[Saved entries]
◇ ◇ ◇ ◇ ◇

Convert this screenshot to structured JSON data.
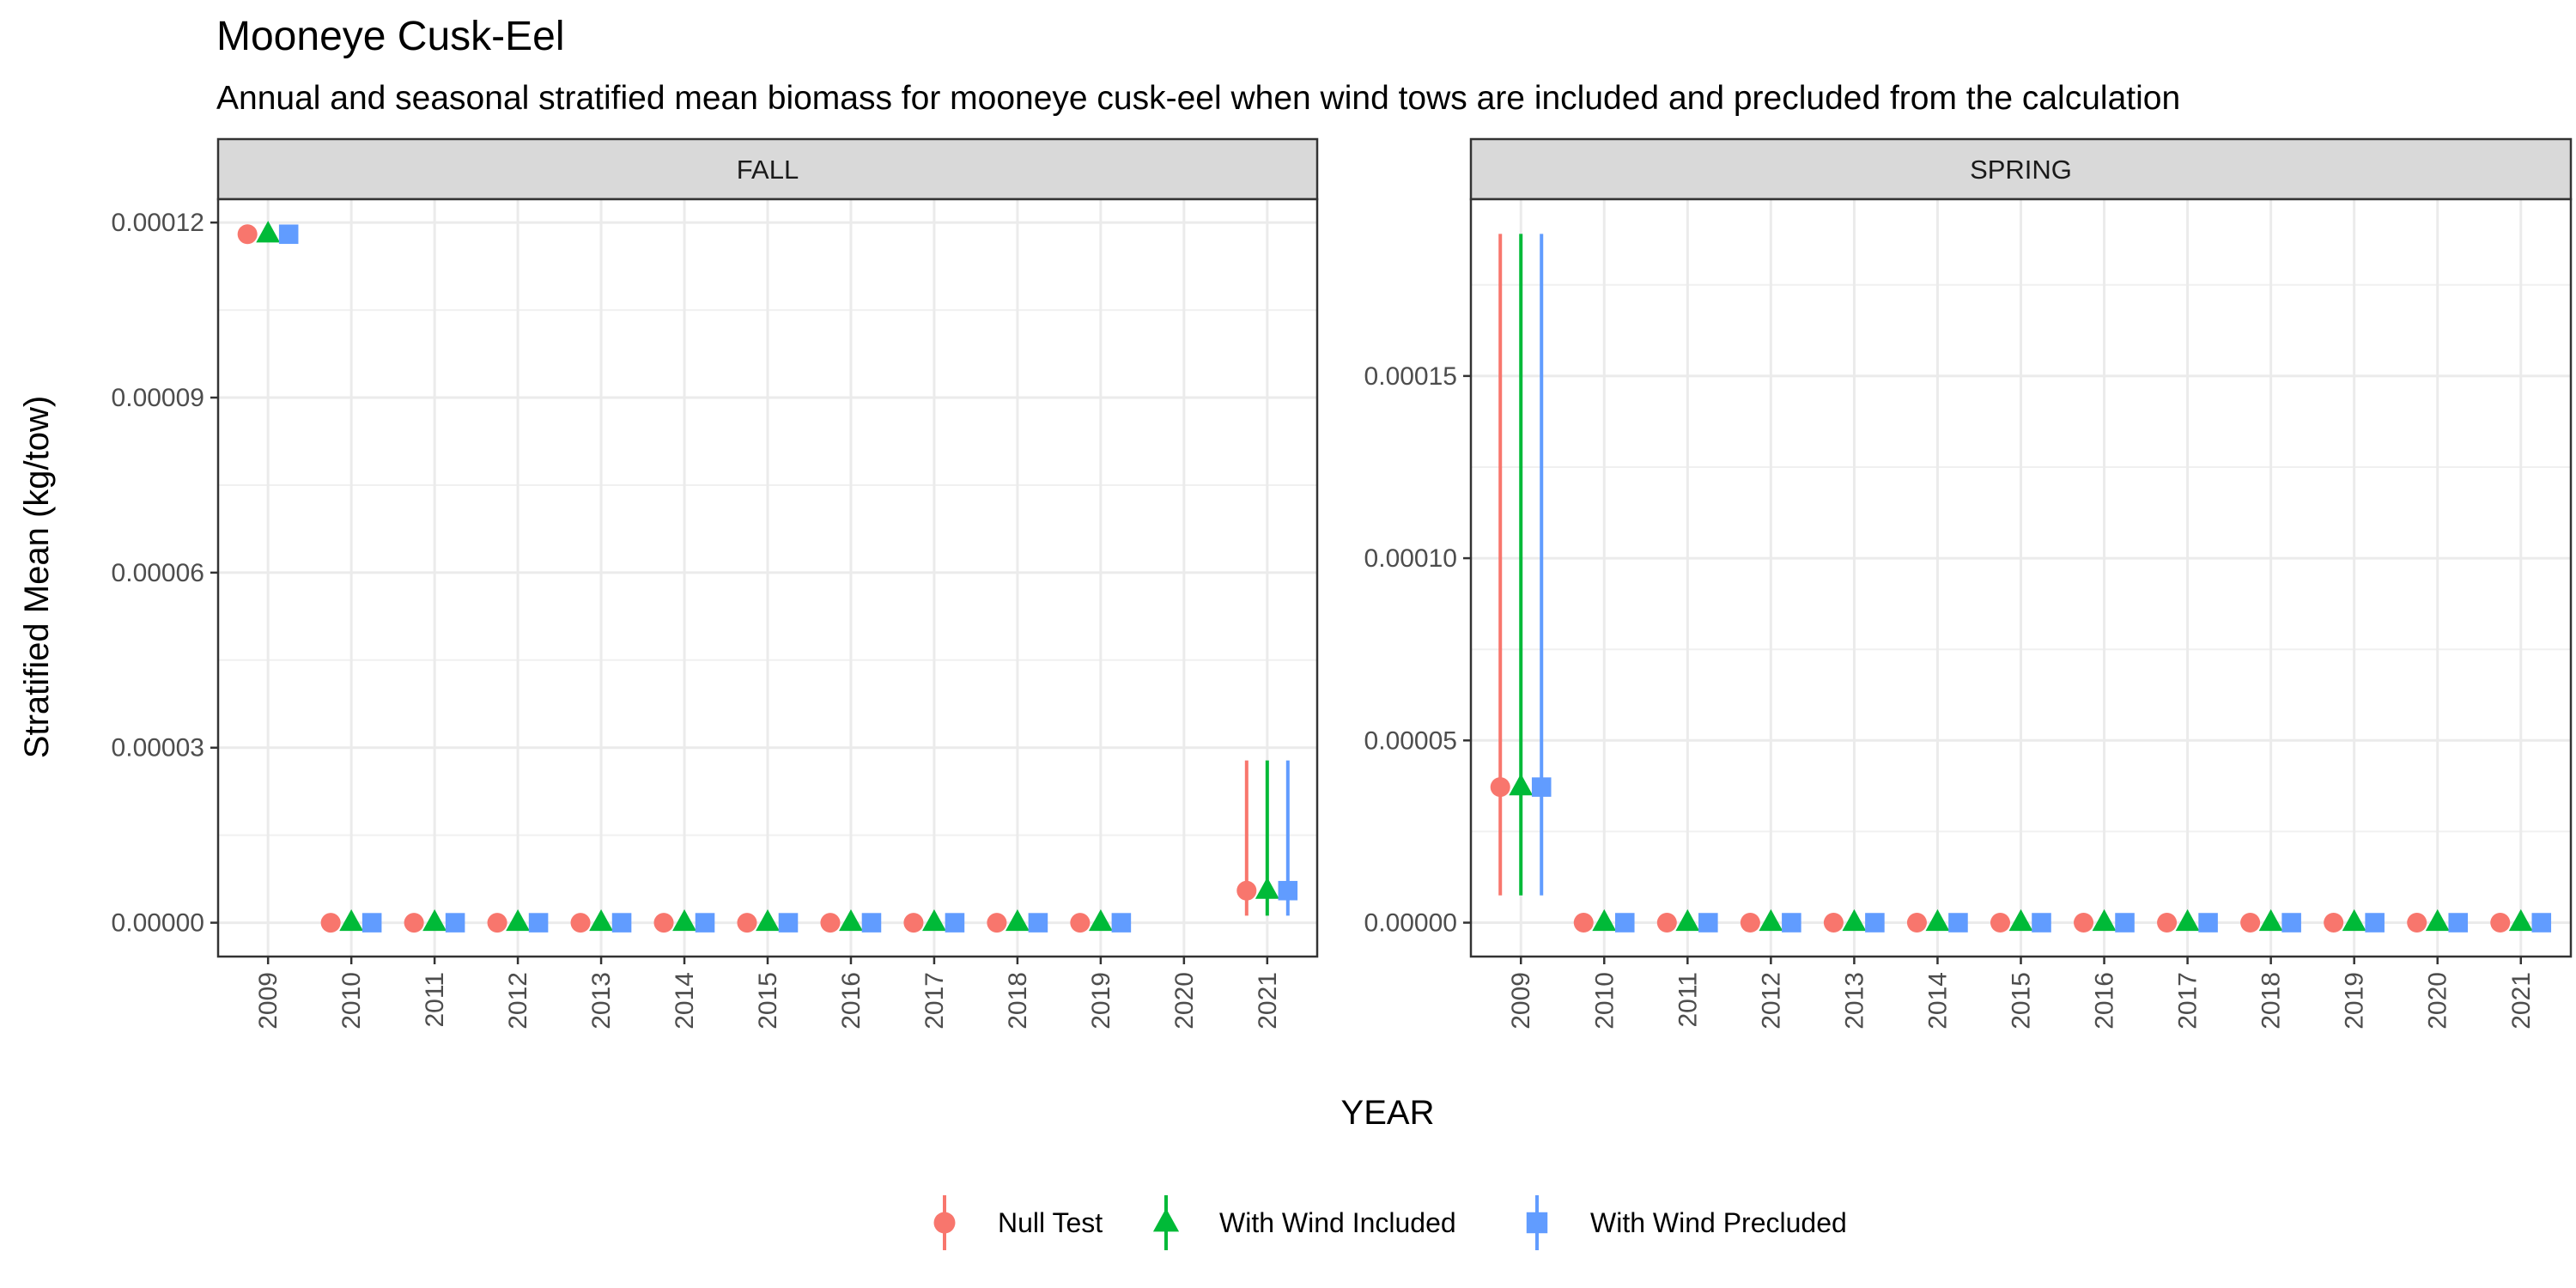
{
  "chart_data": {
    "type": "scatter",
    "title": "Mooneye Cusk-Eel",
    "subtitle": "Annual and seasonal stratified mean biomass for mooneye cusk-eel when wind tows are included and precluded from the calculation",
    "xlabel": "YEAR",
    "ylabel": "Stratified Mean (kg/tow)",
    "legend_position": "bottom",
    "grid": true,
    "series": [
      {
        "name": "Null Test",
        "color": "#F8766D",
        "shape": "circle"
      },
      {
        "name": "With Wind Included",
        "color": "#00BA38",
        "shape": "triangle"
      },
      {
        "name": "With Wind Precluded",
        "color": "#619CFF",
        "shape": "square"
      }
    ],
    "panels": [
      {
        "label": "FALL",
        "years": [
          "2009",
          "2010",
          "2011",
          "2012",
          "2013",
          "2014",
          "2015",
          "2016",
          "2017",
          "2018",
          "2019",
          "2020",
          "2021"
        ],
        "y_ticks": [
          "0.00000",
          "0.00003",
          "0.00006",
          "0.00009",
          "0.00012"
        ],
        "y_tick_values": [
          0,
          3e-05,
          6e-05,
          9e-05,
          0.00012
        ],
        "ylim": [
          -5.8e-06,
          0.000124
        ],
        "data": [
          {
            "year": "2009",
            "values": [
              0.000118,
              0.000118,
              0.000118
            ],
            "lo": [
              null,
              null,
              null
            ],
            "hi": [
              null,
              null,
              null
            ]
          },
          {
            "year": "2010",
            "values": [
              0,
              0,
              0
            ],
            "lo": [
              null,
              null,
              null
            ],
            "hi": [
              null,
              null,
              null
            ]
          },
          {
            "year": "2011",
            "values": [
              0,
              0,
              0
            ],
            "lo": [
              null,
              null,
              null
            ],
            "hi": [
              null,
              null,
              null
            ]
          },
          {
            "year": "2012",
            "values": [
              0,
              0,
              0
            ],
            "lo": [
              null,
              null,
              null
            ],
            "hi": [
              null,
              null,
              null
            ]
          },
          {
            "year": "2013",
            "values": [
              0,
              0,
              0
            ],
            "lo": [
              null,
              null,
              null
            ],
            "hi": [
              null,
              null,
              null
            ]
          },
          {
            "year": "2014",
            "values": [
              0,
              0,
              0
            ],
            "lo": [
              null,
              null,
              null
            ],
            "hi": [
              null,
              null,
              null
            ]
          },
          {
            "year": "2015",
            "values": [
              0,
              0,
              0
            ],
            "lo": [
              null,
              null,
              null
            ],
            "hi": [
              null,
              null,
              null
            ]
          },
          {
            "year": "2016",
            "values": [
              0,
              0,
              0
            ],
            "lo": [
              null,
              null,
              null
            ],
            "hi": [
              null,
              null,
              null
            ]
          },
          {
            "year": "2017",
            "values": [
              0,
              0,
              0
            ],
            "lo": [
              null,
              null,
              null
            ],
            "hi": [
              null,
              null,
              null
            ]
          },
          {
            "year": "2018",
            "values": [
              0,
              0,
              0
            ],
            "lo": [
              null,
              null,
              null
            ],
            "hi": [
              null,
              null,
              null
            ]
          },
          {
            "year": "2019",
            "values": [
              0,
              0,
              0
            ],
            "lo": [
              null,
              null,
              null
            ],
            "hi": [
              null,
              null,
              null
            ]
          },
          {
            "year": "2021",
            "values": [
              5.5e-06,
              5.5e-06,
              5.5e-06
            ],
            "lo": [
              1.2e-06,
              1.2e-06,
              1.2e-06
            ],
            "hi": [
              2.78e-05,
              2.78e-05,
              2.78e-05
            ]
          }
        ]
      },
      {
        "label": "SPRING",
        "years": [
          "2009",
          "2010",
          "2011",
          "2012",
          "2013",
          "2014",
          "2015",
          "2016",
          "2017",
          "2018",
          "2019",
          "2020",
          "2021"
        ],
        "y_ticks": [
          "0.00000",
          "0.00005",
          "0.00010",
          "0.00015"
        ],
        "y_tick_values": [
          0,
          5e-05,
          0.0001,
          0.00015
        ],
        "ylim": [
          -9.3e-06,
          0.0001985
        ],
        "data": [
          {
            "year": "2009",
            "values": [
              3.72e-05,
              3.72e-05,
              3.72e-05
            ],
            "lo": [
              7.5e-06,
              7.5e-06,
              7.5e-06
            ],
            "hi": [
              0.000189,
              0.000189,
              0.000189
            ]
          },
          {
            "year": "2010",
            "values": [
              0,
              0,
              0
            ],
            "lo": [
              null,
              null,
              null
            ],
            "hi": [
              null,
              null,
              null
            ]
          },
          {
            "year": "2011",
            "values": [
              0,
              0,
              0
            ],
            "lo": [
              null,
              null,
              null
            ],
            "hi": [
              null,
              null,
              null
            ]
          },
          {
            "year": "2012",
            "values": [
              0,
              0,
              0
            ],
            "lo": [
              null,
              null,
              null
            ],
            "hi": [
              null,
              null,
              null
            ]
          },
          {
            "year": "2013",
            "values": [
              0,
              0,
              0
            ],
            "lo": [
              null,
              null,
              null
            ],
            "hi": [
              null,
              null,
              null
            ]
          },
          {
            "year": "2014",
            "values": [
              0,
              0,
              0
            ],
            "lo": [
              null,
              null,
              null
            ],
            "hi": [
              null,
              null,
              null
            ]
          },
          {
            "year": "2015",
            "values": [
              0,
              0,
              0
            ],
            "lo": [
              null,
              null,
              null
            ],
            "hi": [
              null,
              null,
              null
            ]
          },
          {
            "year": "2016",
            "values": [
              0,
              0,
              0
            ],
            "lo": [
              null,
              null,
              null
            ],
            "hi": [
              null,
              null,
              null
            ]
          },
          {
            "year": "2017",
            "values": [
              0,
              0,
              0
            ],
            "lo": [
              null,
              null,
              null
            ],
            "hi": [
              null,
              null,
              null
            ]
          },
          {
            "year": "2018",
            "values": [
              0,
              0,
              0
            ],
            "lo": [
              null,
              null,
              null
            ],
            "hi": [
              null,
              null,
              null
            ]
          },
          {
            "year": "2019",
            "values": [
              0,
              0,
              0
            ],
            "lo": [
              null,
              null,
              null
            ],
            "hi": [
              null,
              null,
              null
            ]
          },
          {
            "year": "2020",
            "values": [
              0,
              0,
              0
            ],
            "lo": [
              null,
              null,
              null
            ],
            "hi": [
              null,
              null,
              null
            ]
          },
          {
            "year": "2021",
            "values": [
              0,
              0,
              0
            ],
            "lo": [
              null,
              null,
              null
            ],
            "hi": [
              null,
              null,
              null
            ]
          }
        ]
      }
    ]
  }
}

◇ ◇ ◇ ◇ ◇

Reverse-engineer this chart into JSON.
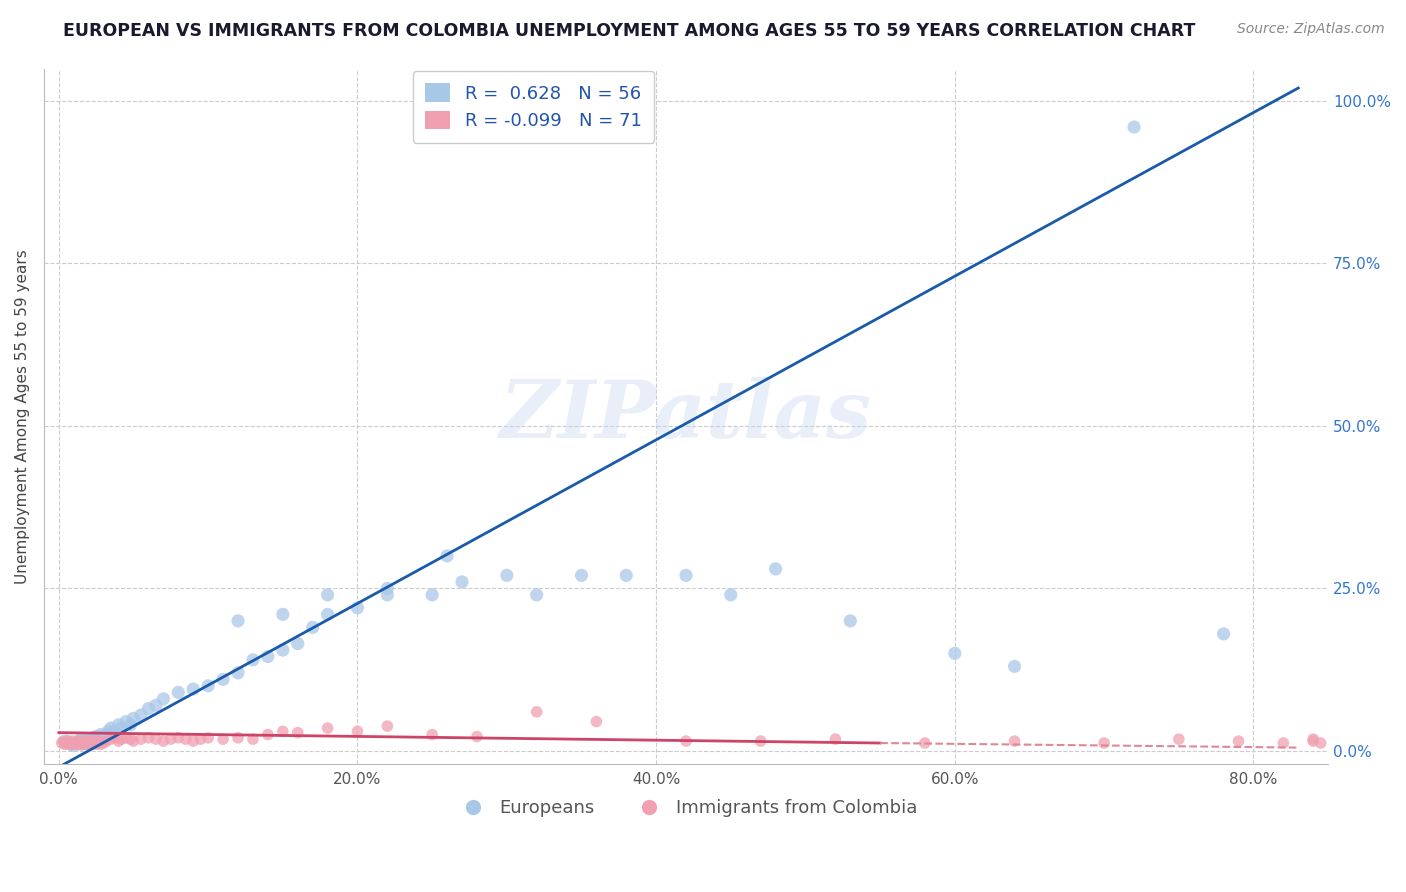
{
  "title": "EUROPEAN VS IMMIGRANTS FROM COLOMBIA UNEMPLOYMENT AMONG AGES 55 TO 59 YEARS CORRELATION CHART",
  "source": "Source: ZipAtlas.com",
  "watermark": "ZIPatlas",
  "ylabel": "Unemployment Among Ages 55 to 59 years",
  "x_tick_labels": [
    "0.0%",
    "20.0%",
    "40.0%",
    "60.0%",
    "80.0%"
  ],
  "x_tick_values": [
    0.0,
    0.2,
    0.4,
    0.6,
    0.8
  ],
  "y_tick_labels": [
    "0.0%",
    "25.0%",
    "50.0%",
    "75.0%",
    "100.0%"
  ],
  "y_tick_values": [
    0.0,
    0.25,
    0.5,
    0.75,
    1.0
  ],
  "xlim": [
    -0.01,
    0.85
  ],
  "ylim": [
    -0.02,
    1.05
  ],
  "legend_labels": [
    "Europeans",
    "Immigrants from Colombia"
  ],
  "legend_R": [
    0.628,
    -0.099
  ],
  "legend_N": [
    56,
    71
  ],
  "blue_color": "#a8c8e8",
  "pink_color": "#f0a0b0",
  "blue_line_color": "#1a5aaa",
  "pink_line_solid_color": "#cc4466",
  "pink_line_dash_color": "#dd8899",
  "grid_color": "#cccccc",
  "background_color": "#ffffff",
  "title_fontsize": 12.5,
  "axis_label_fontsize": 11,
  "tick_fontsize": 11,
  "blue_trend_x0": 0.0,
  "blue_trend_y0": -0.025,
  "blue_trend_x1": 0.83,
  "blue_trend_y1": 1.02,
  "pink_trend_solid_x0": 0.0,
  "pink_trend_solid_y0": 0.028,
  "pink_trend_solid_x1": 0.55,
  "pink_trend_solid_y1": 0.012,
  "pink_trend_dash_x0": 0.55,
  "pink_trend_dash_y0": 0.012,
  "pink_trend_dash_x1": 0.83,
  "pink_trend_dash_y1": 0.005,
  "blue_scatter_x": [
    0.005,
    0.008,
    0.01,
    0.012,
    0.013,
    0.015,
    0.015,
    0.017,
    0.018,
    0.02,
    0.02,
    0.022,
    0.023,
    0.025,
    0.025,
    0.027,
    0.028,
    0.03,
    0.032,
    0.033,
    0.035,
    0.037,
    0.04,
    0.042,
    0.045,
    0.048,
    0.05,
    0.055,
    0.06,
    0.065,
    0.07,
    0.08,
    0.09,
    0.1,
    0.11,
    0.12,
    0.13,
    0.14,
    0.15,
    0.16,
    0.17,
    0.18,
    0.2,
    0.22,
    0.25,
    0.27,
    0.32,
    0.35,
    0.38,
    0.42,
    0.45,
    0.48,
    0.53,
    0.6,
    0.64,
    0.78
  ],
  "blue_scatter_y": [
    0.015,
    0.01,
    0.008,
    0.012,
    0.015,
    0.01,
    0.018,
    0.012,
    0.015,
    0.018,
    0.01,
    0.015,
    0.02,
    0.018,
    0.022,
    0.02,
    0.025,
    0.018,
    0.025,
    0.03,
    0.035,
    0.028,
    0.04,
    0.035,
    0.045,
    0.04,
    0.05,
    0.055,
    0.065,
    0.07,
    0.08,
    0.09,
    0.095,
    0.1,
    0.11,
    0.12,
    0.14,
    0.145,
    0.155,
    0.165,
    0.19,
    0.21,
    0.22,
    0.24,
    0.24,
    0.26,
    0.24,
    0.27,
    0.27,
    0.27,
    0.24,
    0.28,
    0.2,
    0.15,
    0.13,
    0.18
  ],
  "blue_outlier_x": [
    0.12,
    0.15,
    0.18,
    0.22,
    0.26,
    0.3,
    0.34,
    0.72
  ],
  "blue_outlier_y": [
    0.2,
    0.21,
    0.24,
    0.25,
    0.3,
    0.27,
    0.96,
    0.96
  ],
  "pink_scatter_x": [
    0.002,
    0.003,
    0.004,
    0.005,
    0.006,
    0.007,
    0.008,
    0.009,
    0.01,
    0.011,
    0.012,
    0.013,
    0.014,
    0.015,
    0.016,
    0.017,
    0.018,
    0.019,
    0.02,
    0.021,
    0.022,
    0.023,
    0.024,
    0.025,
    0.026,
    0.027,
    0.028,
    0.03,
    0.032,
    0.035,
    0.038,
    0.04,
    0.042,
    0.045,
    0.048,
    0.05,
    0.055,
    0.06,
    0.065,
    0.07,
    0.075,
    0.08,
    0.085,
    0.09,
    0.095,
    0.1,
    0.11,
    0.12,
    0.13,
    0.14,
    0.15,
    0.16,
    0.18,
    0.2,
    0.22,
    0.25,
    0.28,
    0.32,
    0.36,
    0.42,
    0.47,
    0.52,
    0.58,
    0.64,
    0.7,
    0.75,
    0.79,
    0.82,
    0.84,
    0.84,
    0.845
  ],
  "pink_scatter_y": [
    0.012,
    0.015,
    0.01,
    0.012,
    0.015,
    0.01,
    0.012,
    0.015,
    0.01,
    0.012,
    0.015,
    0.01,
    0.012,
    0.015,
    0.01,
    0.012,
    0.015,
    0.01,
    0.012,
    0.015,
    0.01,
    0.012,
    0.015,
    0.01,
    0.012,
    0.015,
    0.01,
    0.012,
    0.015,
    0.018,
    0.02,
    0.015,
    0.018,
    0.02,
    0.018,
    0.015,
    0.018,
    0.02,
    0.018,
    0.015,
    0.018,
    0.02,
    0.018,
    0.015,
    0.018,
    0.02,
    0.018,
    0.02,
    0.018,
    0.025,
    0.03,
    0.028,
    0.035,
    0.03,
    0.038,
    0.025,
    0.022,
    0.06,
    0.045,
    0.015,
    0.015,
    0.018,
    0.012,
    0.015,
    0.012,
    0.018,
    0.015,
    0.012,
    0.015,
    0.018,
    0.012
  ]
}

◇ ◇ ◇ ◇ ◇

Search the listing above for the string "name". Copy every line that contains it.

        "name": "Null Test",
        "name": "With Wind Included",
        "name": "With Wind Precluded",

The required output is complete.